What the task asks
Pictures aside, quote the whole listing exactly.

Supplied records
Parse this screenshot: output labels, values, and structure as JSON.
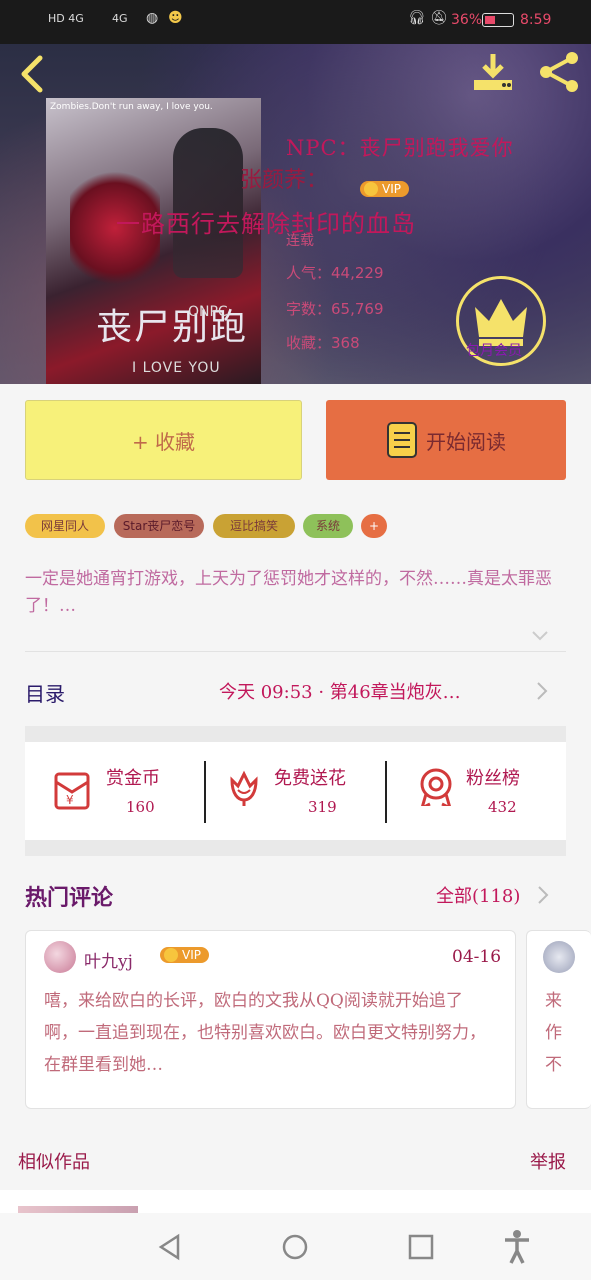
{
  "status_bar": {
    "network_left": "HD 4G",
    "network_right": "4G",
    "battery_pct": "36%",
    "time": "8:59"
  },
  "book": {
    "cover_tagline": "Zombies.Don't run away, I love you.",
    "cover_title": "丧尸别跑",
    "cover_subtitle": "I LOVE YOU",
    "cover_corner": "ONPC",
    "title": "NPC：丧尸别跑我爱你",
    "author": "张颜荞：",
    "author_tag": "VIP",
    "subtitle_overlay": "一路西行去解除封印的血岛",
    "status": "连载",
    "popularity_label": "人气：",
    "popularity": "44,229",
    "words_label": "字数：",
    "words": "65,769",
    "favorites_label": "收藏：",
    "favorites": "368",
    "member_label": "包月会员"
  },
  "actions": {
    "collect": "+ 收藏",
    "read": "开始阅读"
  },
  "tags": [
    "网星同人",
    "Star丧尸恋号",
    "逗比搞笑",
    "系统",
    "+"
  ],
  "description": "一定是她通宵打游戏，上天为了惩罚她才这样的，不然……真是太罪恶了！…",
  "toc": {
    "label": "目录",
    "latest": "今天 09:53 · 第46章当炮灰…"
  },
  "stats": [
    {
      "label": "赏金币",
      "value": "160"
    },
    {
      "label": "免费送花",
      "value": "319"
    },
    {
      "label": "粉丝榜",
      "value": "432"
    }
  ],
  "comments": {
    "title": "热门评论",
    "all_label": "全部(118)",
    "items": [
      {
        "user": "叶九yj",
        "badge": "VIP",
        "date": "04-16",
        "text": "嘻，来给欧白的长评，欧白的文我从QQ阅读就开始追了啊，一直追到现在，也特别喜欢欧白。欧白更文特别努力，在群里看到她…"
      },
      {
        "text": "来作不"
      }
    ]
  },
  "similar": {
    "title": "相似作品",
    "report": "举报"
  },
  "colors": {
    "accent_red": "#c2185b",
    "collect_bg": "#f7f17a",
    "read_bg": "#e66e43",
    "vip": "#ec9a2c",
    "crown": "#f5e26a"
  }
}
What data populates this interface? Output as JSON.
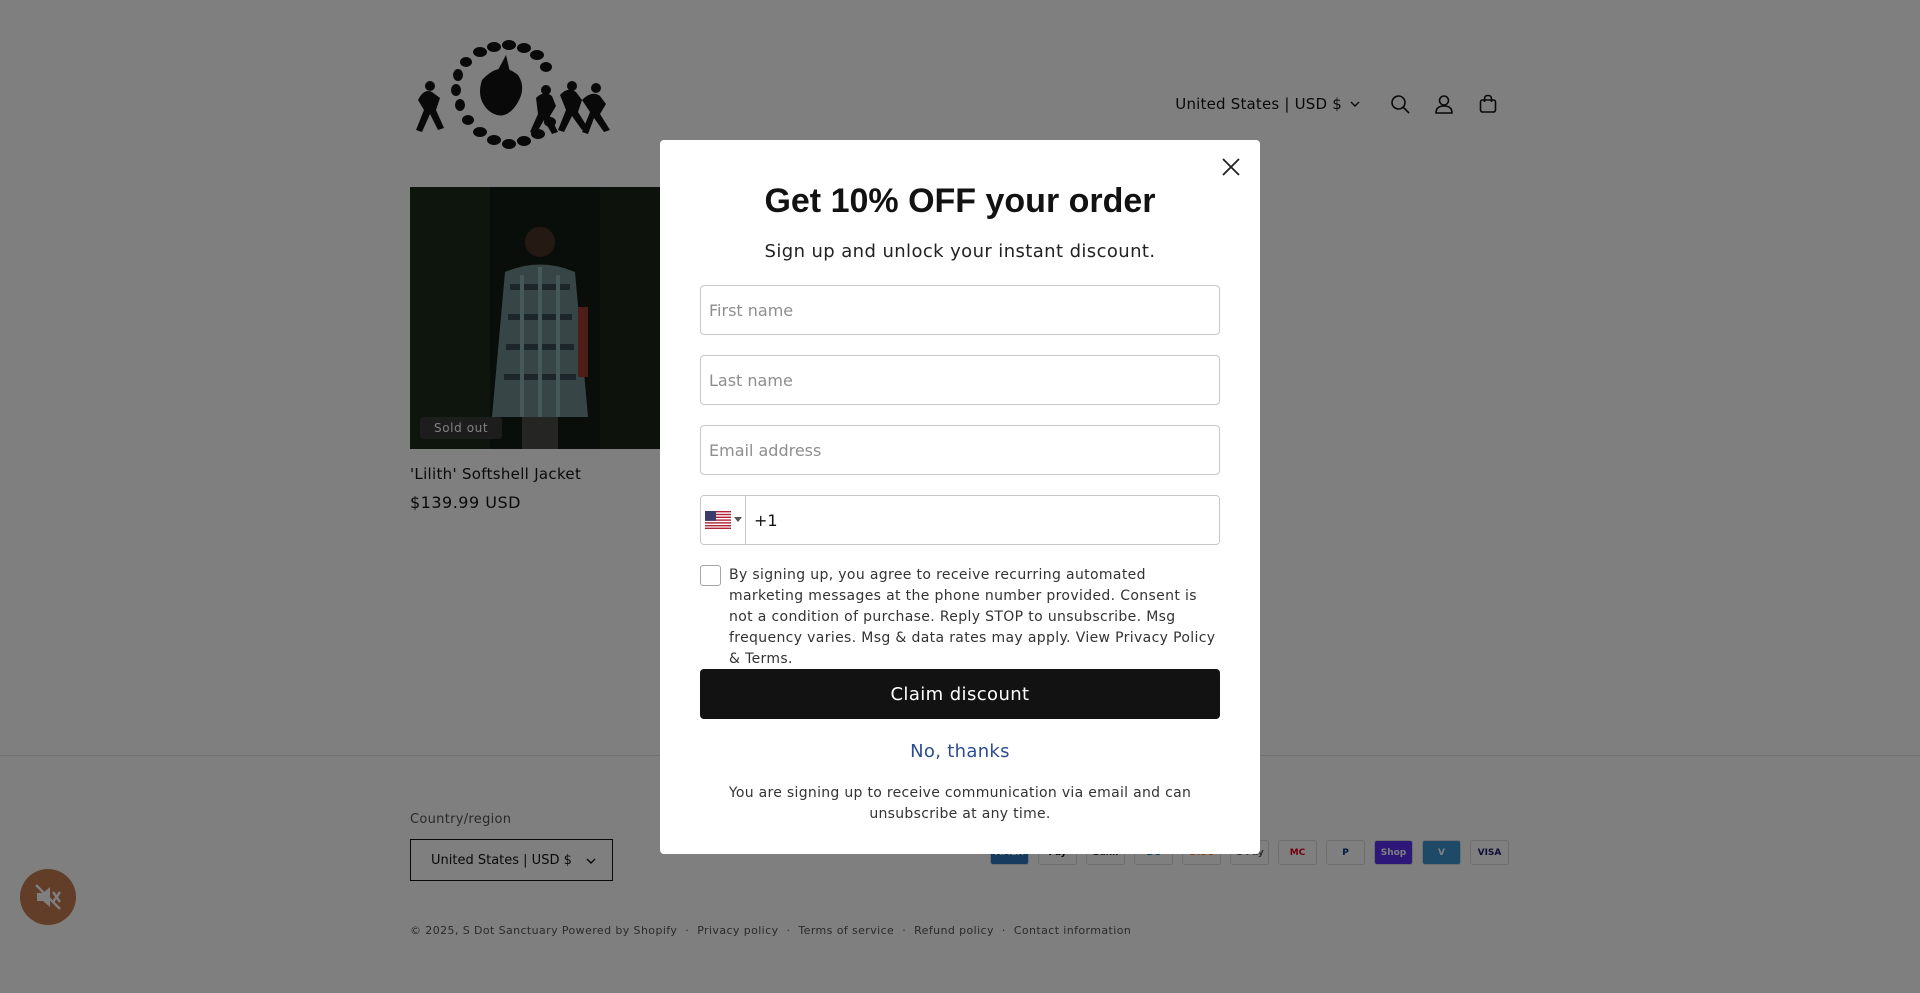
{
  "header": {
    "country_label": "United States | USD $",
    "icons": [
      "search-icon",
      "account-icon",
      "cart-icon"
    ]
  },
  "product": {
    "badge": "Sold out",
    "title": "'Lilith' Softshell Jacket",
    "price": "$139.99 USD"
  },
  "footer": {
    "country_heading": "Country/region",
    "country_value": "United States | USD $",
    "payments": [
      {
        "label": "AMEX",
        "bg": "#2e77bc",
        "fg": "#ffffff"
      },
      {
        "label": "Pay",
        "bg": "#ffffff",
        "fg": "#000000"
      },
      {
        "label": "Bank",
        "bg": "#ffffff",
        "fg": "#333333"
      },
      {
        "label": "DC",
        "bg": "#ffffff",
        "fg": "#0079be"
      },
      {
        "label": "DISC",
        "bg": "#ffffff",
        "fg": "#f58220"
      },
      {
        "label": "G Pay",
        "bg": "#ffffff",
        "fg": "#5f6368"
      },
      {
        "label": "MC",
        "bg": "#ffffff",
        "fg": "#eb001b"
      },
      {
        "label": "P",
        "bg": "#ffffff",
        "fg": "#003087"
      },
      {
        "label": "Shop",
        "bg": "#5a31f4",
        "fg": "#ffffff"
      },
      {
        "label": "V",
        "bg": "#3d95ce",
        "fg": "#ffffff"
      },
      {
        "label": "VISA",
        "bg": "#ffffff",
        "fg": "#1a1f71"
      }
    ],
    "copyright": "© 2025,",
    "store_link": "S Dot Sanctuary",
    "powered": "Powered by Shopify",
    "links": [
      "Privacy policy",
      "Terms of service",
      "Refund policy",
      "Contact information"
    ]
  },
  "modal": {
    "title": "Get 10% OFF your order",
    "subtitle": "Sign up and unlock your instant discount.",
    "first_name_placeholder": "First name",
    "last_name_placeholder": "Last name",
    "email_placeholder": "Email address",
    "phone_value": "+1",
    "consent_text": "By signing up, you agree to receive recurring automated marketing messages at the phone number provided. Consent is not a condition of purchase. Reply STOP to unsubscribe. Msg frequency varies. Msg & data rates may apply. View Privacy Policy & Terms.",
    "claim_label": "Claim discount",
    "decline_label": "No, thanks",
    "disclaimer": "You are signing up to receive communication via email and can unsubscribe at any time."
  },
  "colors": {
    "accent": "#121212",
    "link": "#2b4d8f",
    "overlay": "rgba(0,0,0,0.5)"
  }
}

Result below
Parse this screenshot: output labels, values, and structure as JSON.
{
  "status_bar": {
    "network_left": "HD 4G",
    "network_right": "4G",
    "battery_pct": "36%",
    "time": "8:59"
  },
  "book": {
    "cover_tagline": "Zombies.Don't run away, I love you.",
    "cover_title": "丧尸别跑",
    "cover_subtitle": "I LOVE YOU",
    "cover_corner": "ONPC",
    "title": "NPC：丧尸别跑我爱你",
    "author": "张颜荞：",
    "author_tag": "VIP",
    "subtitle_overlay": "一路西行去解除封印的血岛",
    "status": "连载",
    "popularity_label": "人气：",
    "popularity": "44,229",
    "words_label": "字数：",
    "words": "65,769",
    "favorites_label": "收藏：",
    "favorites": "368",
    "member_label": "包月会员"
  },
  "actions": {
    "collect": "+ 收藏",
    "read": "开始阅读"
  },
  "tags": [
    "网星同人",
    "Star丧尸恋号",
    "逗比搞笑",
    "系统",
    "+"
  ],
  "description": "一定是她通宵打游戏，上天为了惩罚她才这样的，不然……真是太罪恶了！…",
  "toc": {
    "label": "目录",
    "latest": "今天 09:53 · 第46章当炮灰…"
  },
  "stats": [
    {
      "label": "赏金币",
      "value": "160"
    },
    {
      "label": "免费送花",
      "value": "319"
    },
    {
      "label": "粉丝榜",
      "value": "432"
    }
  ],
  "comments": {
    "title": "热门评论",
    "all_label": "全部(118)",
    "items": [
      {
        "user": "叶九yj",
        "badge": "VIP",
        "date": "04-16",
        "text": "嘻，来给欧白的长评，欧白的文我从QQ阅读就开始追了啊，一直追到现在，也特别喜欢欧白。欧白更文特别努力，在群里看到她…"
      },
      {
        "text": "来作不"
      }
    ]
  },
  "similar": {
    "title": "相似作品",
    "report": "举报"
  },
  "colors": {
    "accent_red": "#c2185b",
    "collect_bg": "#f7f17a",
    "read_bg": "#e66e43",
    "vip": "#ec9a2c",
    "crown": "#f5e26a"
  }
}
What data populates this interface? Output as JSON.
{
  "header": {
    "country_label": "United States | USD $",
    "icons": [
      "search-icon",
      "account-icon",
      "cart-icon"
    ]
  },
  "product": {
    "badge": "Sold out",
    "title": "'Lilith' Softshell Jacket",
    "price": "$139.99 USD"
  },
  "footer": {
    "country_heading": "Country/region",
    "country_value": "United States | USD $",
    "payments": [
      {
        "label": "AMEX",
        "bg": "#2e77bc",
        "fg": "#ffffff"
      },
      {
        "label": "Pay",
        "bg": "#ffffff",
        "fg": "#000000"
      },
      {
        "label": "Bank",
        "bg": "#ffffff",
        "fg": "#333333"
      },
      {
        "label": "DC",
        "bg": "#ffffff",
        "fg": "#0079be"
      },
      {
        "label": "DISC",
        "bg": "#ffffff",
        "fg": "#f58220"
      },
      {
        "label": "G Pay",
        "bg": "#ffffff",
        "fg": "#5f6368"
      },
      {
        "label": "MC",
        "bg": "#ffffff",
        "fg": "#eb001b"
      },
      {
        "label": "P",
        "bg": "#ffffff",
        "fg": "#003087"
      },
      {
        "label": "Shop",
        "bg": "#5a31f4",
        "fg": "#ffffff"
      },
      {
        "label": "V",
        "bg": "#3d95ce",
        "fg": "#ffffff"
      },
      {
        "label": "VISA",
        "bg": "#ffffff",
        "fg": "#1a1f71"
      }
    ],
    "copyright": "© 2025,",
    "store_link": "S Dot Sanctuary",
    "powered": "Powered by Shopify",
    "links": [
      "Privacy policy",
      "Terms of service",
      "Refund policy",
      "Contact information"
    ]
  },
  "modal": {
    "title": "Get 10% OFF your order",
    "subtitle": "Sign up and unlock your instant discount.",
    "first_name_placeholder": "First name",
    "last_name_placeholder": "Last name",
    "email_placeholder": "Email address",
    "phone_value": "+1",
    "consent_text": "By signing up, you agree to receive recurring automated marketing messages at the phone number provided. Consent is not a condition of purchase. Reply STOP to unsubscribe. Msg frequency varies. Msg & data rates may apply. View Privacy Policy & Terms.",
    "claim_label": "Claim discount",
    "decline_label": "No, thanks",
    "disclaimer": "You are signing up to receive communication via email and can unsubscribe at any time."
  },
  "colors": {
    "accent": "#121212",
    "link": "#2b4d8f",
    "overlay": "rgba(0,0,0,0.5)"
  }
}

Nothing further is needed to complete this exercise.